** start of Available data **

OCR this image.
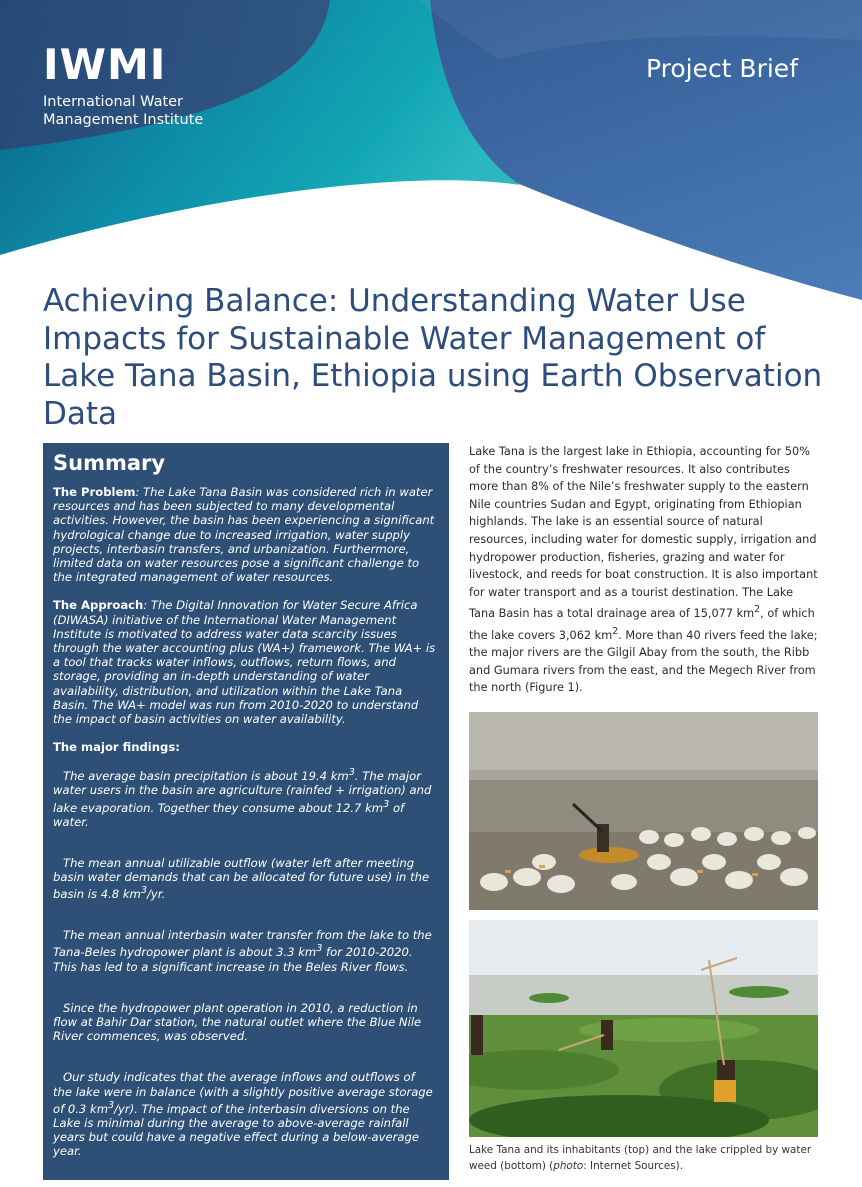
IWMI
International Water
Management Institute
Project Brief
Achieving Balance: Understanding Water Use Impacts for Sustainable Water Management of Lake Tana Basin, Ethiopia using Earth Observation Data
Summary

The Problem: The Lake Tana Basin was considered rich in water resources and has been subjected to many developmental activities. However, the basin has been experiencing a significant hydrological change due to increased irrigation, water supply projects, interbasin transfers, and urbanization. Furthermore, limited data on water resources pose a significant challenge to the integrated management of water resources.

The Approach: The Digital Innovation for Water Secure Africa (DIWASA) initiative of the International Water Management Institute is motivated to address water data scarcity issues through the water accounting plus (WA+) framework. The WA+ is a tool that tracks water inflows, outflows, return flows, and storage, providing an in-depth understanding of water availability, distribution, and utilization within the Lake Tana Basin. The WA+ model was run from 2010-2020 to understand the impact of basin activities on water availability.

The major findings:

The average basin precipitation is about 19.4 $km^3$. The major water users in the basin are agriculture (rainfed + irrigation) and lake evaporation. Together they consume about 12.7 $km^3$ of water.

The mean annual utilizable outflow (water left after meeting basin water demands that can be allocated for future use) in the basin is 4.8 $km^3/yr$.

The mean annual interbasin water transfer from the lake to the Tana-Beles hydropower plant is about 3.3 $km^3$ for 2010-2020. This has led to a significant increase in the Beles River flows.

Since the hydropower plant operation in 2010, a reduction in flow at Bahir Dar station, the natural outlet where the Blue Nile River commences, was observed.

Our study indicates that the average inflows and outflows of the lake were in balance (with a slightly positive average storage of 0.3 $km^3/yr$). The impact of the interbasin diversions on the Lake is minimal during the average to above-average rainfall years but could have a negative effect during a below-average year.

Lake Tana is the largest lake in Ethiopia, accounting for 50% of the country’s freshwater resources. It also contributes more than 8% of the Nile’s freshwater supply to the eastern Nile countries Sudan and Egypt, originating from Ethiopian highlands. The lake is an essential source of natural resources, including water for domestic supply, irrigation and hydropower production, fisheries, grazing and water for livestock, and reeds for boat construction. It is also important for water transport and as a tourist destination. The Lake Tana Basin has a total drainage area of 15,077 $km^2$, of which the lake covers 3,062 $km^2$. More than 40 rivers feed the lake; the major rivers are the Gilgil Abay from the south, the Ribb and Gumara rivers from the east, and the Megech River from the north (Figure 1).

Lake Tana and its inhabitants (top) and the lake crippled by water weed (bottom) (photo: Internet Sources).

** end of Available data **

### Exercise description
Check each line of the entries for the string "River". Copy the lines that have it.

### Correct output
The mean annual interbasin water transfer from the lake to the Tana-Beles hydropower plant is about 3.3 $km^3$ for 2010-2020. This has led to a significant increase in the Beles River flows.
Since the hydropower plant operation in 2010, a reduction in flow at Bahir Dar station, the natural outlet where the Blue Nile River commences, was observed.
Lake Tana is the largest lake in Ethiopia, accounting for 50% of the country’s freshwater resources. It also contributes more than 8% of the Nile’s freshwater supply to the eastern Nile countries Sudan and Egypt, originating from Ethiopian highlands. The lake is an essential source of natural resources, including water for domestic supply, irrigation and hydropower production, fisheries, grazing and water for livestock, and reeds for boat construction. It is also important for water transport and as a tourist destination. The Lake Tana Basin has a total drainage area of 15,077 $km^2$, of which the lake covers 3,062 $km^2$. More than 40 rivers feed the lake; the major rivers are the Gilgil Abay from the south, the Ribb and Gumara rivers from the east, and the Megech River from the north (Figure 1).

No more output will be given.